- JOB -
Filter out everything except lines holding "system".

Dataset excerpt
* * *

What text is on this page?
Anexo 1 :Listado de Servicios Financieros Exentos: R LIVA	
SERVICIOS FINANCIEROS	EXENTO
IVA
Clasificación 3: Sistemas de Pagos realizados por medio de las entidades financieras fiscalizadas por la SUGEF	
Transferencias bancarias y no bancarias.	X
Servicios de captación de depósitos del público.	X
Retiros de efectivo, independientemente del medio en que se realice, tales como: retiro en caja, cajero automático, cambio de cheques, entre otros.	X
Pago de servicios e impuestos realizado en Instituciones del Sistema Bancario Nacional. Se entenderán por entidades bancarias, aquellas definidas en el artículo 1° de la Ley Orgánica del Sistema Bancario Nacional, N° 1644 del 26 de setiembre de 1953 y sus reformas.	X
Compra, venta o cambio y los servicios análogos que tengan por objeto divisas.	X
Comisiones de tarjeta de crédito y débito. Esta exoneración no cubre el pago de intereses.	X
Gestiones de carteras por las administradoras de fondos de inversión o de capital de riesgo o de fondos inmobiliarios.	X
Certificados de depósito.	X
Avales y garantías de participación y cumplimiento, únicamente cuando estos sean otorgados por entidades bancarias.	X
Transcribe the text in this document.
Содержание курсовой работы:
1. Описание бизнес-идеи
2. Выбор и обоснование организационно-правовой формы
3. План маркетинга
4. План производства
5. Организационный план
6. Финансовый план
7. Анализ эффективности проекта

* * *

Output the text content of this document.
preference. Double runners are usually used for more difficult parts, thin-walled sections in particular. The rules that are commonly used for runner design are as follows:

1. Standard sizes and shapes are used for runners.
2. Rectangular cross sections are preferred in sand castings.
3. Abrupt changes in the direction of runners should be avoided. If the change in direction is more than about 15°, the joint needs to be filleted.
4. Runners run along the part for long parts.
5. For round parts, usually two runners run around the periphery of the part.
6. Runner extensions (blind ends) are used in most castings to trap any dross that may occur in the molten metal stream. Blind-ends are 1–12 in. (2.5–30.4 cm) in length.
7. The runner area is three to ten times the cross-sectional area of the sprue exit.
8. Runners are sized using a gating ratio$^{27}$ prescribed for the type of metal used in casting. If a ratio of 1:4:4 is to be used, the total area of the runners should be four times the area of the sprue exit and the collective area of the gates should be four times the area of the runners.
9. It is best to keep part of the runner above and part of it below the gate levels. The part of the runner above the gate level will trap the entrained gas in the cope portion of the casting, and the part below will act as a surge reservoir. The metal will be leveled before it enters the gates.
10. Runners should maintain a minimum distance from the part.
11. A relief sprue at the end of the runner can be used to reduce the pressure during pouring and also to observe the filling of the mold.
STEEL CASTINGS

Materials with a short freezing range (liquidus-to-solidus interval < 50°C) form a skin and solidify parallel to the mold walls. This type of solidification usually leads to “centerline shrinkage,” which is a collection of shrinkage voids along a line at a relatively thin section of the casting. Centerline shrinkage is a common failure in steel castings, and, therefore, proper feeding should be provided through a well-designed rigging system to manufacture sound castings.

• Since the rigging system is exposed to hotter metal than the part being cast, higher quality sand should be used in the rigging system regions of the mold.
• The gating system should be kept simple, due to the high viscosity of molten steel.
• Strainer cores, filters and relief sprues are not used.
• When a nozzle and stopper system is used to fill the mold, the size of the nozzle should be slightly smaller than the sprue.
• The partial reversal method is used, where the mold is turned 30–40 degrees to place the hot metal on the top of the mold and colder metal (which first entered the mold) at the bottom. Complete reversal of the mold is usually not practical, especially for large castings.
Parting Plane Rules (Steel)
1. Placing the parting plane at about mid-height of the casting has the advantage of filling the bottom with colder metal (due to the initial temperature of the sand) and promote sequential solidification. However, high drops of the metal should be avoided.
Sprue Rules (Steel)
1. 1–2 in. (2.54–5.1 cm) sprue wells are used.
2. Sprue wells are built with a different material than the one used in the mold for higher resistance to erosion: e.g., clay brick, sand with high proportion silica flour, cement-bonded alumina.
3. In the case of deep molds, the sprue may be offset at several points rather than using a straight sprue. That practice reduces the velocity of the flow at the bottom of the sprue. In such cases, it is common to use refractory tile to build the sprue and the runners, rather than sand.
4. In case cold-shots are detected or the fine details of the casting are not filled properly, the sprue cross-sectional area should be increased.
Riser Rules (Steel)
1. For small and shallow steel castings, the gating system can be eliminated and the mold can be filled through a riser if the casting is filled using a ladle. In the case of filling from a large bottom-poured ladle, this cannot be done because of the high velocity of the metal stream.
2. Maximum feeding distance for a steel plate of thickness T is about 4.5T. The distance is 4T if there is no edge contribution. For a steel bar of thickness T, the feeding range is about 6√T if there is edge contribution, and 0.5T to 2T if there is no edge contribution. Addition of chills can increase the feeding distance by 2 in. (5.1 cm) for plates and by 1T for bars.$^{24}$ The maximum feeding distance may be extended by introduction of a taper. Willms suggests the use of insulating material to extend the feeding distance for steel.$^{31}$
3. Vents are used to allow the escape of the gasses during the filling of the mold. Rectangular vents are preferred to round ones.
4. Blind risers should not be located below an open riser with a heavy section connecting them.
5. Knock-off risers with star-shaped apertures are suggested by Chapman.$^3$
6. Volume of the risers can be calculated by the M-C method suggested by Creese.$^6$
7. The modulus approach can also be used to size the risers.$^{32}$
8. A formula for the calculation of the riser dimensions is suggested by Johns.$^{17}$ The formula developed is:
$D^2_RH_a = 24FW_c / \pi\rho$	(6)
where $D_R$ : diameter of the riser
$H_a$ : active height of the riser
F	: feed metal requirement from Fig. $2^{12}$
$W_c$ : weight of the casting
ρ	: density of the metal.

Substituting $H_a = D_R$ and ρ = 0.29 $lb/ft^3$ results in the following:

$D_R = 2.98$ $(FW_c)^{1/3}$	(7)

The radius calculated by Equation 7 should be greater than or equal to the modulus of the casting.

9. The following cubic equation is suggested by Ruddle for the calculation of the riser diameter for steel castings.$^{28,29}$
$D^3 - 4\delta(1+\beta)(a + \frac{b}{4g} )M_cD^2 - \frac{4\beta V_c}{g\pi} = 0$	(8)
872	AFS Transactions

* * *

- FINISHED TASK -
Materials with a short freezing range (liquidus-to-solidus interval < 50°C) form a skin and solidify parallel to the mold walls. This type of solidification usually leads to “centerline shrinkage,” which is a collection of shrinkage voids along a line at a relatively thin section of the casting. Centerline shrinkage is a common failure in steel castings, and, therefore, proper feeding should be provided through a well-designed rigging system to manufacture sound castings.
• Since the rigging system is exposed to hotter metal than the part being cast, higher quality sand should be used in the rigging system regions of the mold.
• The gating system should be kept simple, due to the high viscosity of molten steel.
• When a nozzle and stopper system is used to fill the mold, the size of the nozzle should be slightly smaller than the sprue.
1. For small and shallow steel castings, the gating system can be eliminated and the mold can be filled through a riser if the casting is filled using a ladle. In the case of filling from a large bottom-poured ladle, this cannot be done because of the high velocity of the metal stream.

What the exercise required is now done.